▶ Your task
Could you turn these rows into a Markdown table with the columns "No." and "Line," numbering each line and skipping blank ones? Leave the pictures out of the answer.

▶ Exercise material
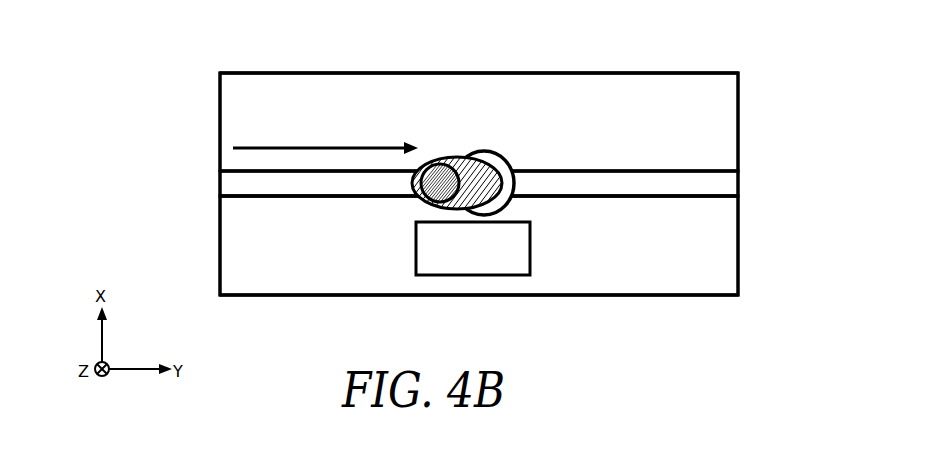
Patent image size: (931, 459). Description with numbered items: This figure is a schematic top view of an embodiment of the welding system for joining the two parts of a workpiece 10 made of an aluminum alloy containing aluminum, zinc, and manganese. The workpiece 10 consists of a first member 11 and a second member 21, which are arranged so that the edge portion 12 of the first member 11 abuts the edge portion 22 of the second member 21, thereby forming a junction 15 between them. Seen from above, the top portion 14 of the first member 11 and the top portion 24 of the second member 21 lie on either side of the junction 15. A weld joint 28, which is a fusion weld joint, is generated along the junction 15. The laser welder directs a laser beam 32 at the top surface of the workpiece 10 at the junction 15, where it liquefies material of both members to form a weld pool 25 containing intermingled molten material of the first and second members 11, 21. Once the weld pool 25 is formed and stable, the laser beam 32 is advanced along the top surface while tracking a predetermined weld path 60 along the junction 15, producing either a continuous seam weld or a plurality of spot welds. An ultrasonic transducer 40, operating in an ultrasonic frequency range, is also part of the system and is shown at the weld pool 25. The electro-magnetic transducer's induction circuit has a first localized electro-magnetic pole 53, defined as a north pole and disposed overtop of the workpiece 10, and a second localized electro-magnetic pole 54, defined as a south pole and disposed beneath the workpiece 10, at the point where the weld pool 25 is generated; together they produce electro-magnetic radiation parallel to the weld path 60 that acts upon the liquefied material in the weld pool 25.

The workpiece 10 is at (268, 66).
The first member 11 is at (221, 247).
The edge portion 12 is at (280, 198).
The top portion 14 is at (245, 268).
The junction 15 is at (241, 211).
The second member 21 is at (244, 97).
The edge portion 22 is at (292, 170).
The top portion 24 is at (221, 118).
The weld pool 25 is at (477, 180).
The weld joint 28 is at (228, 183).
The laser beam 32 is at (496, 160).
The ultrasonic transducer 40 is at (425, 150).
The first localized electro-magnetic pole 53 is at (473, 248).
The second localized electro-magnetic pole 54 is at (502, 260).
The weld path 60 is at (320, 147).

▶ Answer for the task
| No. | Line |
|---|---|
| 1 | Patent image size: (931, 459). Description with numbered items: This figure is a schematic top view of an embodiment of the welding system for joining the two parts of a workpiece 10 made of an aluminum alloy containing aluminum, zinc, and manganese. The workpiece 10 consists of a first member 11 and a second member 21, which are arranged so that the edge portion 12 of the first member 11 abuts the edge portion 22 of the second member 21, thereby forming a junction 15 between them. Seen from above, the top portion 14 of the first member 11 and the top portion 24 of the second member 21 lie on either side of the junction 15. A weld joint 28, which is a fusion weld joint, is generated along the junction 15. The laser welder directs a laser beam 32 at the top surface of the workpiece 10 at the junction 15, where it liquefies material of both members to form a weld pool 25 containing intermingled molten material of the first and second members 11, 21. Once the weld pool 25 is formed and stable, the laser beam 32 is advanced along the top surface while tracking a predetermined weld path 60 along the junction 15, producing either a continuous seam weld or a plurality of spot welds. An ultrasonic transducer 40, operating in an ultrasonic frequency range, is also part of the system and is shown at the weld pool 25. The electro-magnetic transducer's induction circuit has a first localized electro-magnetic pole 53, defined as a north pole and disposed overtop of the workpiece 10, and a second localized electro-magnetic pole 54, defined as a south pole and disposed beneath the workpiece 10, at the point where the weld pool 25 is generated; together they produce electro-magnetic radiation parallel to the weld path 60 that acts upon the liquefied material in the weld pool 25. |
| 2 | The workpiece 10 is at (268, 66). |
| 3 | The first member 11 is at (221, 247). |
| 4 | The edge portion 12 is at (280, 198). |
| 5 | The top portion 14 is at (245, 268). |
| 6 | The junction 15 is at (241, 211). |
| 7 | The second member 21 is at (244, 97). |
| 8 | The edge portion 22 is at (292, 170). |
| 9 | The top portion 24 is at (221, 118). |
| 10 | The weld pool 25 is at (477, 180). |
| 11 | The weld joint 28 is at (228, 183). |
| 12 | The laser beam 32 is at (496, 160). |
| 13 | The ultrasonic transducer 40 is at (425, 150). |
| 14 | The first localized electro-magnetic pole 53 is at (473, 248). |
| 15 | The second localized electro-magnetic pole 54 is at (502, 260). |
| 16 | The weld path 60 is at (320, 147). |